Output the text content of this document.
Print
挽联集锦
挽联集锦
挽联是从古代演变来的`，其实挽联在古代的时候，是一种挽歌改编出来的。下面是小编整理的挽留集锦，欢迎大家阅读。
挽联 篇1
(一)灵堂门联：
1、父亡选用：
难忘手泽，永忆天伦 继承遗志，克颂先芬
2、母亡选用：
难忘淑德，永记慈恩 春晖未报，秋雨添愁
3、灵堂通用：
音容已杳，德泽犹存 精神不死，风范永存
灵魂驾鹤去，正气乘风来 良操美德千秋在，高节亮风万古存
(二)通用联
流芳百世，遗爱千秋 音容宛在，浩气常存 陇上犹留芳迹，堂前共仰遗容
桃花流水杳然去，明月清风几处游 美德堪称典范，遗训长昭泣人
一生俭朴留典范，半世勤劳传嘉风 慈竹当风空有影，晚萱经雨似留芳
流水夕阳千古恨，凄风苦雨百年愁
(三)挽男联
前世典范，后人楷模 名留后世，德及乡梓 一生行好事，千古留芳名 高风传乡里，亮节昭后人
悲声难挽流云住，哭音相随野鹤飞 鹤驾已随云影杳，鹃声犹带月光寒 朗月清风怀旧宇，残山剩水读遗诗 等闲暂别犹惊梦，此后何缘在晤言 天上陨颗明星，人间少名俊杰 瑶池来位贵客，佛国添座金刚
§
PROBLEM TO SOLVE:
Write out all the lines again, exactly as they are.

WRITTEN SOLUTION:
Output the text content of this document.
Print
挽联集锦
挽联集锦
挽联是从古代演变来的`，其实挽联在古代的时候，是一种挽歌改编出来的。下面是小编整理的挽留集锦，欢迎大家阅读。
挽联 篇1
(一)灵堂门联：
1、父亡选用：
难忘手泽，永忆天伦 继承遗志，克颂先芬
2、母亡选用：
难忘淑德，永记慈恩 春晖未报，秋雨添愁
3、灵堂通用：
音容已杳，德泽犹存 精神不死，风范永存
灵魂驾鹤去，正气乘风来 良操美德千秋在，高节亮风万古存
(二)通用联
流芳百世，遗爱千秋 音容宛在，浩气常存 陇上犹留芳迹，堂前共仰遗容
桃花流水杳然去，明月清风几处游 美德堪称典范，遗训长昭泣人
一生俭朴留典范，半世勤劳传嘉风 慈竹当风空有影，晚萱经雨似留芳
流水夕阳千古恨，凄风苦雨百年愁
(三)挽男联
前世典范，后人楷模 名留后世，德及乡梓 一生行好事，千古留芳名 高风传乡里，亮节昭后人
悲声难挽流云住，哭音相随野鹤飞 鹤驾已随云影杳，鹃声犹带月光寒 朗月清风怀旧宇，残山剩水读遗诗 等闲暂别犹惊梦，此后何缘在晤言 天上陨颗明星，人间少名俊杰 瑶池来位贵客，佛国添座金刚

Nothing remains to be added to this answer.